**Task objective:** Using the entries below, return word for word the lines from the one containing "Read all visible content and emit it as JSON." up to and including the last.

**Material for this task:**

-- Start --

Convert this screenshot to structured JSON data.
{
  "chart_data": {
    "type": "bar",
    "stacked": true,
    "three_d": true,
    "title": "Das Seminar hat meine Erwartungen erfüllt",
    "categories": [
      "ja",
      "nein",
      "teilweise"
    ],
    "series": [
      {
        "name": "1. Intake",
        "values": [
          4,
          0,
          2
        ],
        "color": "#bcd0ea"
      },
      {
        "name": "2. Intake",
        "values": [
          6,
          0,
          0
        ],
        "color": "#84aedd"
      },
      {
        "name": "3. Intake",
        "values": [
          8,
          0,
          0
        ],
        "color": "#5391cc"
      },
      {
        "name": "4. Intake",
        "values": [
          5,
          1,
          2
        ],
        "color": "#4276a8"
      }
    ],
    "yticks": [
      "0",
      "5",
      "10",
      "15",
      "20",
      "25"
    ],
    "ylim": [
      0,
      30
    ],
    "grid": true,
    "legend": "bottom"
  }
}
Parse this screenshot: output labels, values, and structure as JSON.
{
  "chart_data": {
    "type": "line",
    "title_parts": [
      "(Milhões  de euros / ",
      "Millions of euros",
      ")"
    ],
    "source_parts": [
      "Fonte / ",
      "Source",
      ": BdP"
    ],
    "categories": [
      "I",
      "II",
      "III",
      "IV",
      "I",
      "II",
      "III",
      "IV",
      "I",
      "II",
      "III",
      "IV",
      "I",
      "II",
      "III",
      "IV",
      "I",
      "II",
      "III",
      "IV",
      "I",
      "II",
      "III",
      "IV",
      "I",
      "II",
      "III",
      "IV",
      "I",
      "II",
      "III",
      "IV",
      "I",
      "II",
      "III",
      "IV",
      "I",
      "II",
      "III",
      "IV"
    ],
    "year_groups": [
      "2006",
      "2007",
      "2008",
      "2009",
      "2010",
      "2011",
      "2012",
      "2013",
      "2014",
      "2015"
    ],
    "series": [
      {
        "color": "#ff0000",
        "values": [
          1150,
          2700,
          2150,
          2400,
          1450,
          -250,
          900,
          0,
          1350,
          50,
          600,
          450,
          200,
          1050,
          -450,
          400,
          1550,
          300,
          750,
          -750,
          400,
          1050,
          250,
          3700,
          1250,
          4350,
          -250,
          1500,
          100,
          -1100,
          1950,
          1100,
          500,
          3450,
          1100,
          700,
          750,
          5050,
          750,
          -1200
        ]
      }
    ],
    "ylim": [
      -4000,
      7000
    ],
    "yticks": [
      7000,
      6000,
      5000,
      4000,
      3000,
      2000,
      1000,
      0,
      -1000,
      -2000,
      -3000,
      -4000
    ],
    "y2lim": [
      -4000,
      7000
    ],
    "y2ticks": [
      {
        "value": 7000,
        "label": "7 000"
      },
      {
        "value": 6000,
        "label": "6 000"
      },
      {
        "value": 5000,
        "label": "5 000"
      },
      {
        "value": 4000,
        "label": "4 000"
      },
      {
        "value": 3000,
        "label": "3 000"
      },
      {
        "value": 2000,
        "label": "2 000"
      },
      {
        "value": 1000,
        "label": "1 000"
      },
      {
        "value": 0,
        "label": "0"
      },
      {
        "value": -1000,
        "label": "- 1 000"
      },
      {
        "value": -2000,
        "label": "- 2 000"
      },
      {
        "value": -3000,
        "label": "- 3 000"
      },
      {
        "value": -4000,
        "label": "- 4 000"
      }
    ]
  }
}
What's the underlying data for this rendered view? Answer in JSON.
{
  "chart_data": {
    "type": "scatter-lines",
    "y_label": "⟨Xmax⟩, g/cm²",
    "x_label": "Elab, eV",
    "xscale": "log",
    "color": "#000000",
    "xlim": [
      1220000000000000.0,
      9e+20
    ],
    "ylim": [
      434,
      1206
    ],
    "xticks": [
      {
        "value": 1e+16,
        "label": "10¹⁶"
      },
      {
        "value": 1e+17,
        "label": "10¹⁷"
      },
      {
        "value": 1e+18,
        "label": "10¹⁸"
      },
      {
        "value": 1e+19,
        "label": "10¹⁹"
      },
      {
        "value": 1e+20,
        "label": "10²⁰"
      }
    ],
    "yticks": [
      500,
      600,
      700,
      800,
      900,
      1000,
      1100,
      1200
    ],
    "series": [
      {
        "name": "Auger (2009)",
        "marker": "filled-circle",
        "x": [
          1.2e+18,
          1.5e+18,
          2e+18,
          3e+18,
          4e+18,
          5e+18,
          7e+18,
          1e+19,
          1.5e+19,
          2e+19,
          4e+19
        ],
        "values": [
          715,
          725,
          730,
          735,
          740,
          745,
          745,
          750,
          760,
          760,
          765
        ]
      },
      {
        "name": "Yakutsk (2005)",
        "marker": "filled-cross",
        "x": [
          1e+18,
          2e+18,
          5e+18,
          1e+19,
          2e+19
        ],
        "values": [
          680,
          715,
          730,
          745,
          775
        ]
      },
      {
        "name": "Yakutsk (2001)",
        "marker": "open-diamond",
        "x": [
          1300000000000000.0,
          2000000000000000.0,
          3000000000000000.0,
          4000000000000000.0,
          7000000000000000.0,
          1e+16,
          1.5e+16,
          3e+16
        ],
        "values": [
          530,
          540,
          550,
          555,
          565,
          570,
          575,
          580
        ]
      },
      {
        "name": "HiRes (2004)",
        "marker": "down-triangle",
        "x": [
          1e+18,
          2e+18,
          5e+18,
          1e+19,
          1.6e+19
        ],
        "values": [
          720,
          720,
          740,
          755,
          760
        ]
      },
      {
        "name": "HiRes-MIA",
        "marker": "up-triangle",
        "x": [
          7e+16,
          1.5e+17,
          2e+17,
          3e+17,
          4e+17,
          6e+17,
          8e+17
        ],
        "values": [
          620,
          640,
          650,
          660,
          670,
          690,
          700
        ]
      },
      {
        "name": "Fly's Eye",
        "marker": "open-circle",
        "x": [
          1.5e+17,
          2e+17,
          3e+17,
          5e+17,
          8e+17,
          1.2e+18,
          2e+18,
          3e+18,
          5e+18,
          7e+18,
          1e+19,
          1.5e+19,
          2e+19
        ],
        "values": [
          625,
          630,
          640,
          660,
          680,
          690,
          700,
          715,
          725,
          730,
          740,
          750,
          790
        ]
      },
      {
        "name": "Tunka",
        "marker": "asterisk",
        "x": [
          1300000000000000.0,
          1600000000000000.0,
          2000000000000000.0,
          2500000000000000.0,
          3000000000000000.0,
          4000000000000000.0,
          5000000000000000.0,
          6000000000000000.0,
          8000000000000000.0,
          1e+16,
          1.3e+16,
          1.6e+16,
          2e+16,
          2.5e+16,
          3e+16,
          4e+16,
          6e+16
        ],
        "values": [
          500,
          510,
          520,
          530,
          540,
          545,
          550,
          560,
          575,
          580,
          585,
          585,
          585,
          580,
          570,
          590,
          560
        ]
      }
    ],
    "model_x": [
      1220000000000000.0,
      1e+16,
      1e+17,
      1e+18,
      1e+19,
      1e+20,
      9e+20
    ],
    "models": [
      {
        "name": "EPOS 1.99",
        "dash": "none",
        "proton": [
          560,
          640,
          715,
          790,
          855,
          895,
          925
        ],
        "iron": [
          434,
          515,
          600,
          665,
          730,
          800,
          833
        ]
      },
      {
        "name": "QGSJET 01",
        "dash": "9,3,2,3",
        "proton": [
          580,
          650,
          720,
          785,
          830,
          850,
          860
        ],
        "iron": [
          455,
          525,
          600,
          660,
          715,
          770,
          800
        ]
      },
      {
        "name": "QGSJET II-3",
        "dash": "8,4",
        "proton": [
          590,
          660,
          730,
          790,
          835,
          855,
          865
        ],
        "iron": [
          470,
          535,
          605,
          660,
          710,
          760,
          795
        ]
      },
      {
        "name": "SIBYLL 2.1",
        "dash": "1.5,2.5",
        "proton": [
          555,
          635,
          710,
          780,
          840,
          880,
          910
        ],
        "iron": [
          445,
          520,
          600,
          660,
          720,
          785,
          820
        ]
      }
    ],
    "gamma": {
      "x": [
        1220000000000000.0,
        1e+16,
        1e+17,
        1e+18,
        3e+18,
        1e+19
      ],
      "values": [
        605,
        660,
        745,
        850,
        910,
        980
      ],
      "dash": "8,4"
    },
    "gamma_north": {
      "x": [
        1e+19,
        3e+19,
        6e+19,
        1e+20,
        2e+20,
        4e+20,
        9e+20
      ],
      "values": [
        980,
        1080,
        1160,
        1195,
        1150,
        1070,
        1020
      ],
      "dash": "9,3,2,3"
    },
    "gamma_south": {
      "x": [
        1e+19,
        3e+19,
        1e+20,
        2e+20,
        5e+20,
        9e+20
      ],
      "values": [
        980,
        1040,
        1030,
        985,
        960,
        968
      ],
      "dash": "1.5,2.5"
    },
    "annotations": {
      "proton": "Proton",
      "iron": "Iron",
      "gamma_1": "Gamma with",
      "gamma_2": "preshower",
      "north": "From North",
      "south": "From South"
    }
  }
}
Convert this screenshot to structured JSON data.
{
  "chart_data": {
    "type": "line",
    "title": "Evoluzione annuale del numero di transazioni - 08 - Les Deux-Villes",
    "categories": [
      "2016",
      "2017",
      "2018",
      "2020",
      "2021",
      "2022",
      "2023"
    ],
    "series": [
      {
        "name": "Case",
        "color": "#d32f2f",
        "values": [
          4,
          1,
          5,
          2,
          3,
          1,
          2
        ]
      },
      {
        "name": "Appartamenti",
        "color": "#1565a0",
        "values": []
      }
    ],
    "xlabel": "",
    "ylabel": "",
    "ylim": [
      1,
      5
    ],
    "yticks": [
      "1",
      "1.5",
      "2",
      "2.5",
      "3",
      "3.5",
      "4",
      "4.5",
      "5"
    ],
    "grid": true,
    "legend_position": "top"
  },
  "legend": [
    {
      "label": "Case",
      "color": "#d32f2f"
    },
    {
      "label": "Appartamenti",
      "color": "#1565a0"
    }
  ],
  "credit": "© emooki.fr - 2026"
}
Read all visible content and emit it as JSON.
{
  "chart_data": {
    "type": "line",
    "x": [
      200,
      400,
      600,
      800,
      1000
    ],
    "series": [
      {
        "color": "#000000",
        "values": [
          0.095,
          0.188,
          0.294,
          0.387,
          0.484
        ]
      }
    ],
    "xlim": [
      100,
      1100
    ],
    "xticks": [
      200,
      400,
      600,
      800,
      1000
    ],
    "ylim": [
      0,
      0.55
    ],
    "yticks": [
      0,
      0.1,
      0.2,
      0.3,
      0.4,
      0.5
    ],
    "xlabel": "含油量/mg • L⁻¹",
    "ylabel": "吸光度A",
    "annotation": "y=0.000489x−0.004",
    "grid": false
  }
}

-- End --

**Completed exercise:**
Read all visible content and emit it as JSON.
{
  "chart_data": {
    "type": "line",
    "x": [
      200,
      400,
      600,
      800,
      1000
    ],
    "series": [
      {
        "color": "#000000",
        "values": [
          0.095,
          0.188,
          0.294,
          0.387,
          0.484
        ]
      }
    ],
    "xlim": [
      100,
      1100
    ],
    "xticks": [
      200,
      400,
      600,
      800,
      1000
    ],
    "ylim": [
      0,
      0.55
    ],
    "yticks": [
      0,
      0.1,
      0.2,
      0.3,
      0.4,
      0.5
    ],
    "xlabel": "含油量/mg • L⁻¹",
    "ylabel": "吸光度A",
    "annotation": "y=0.000489x−0.004",
    "grid": false
  }
}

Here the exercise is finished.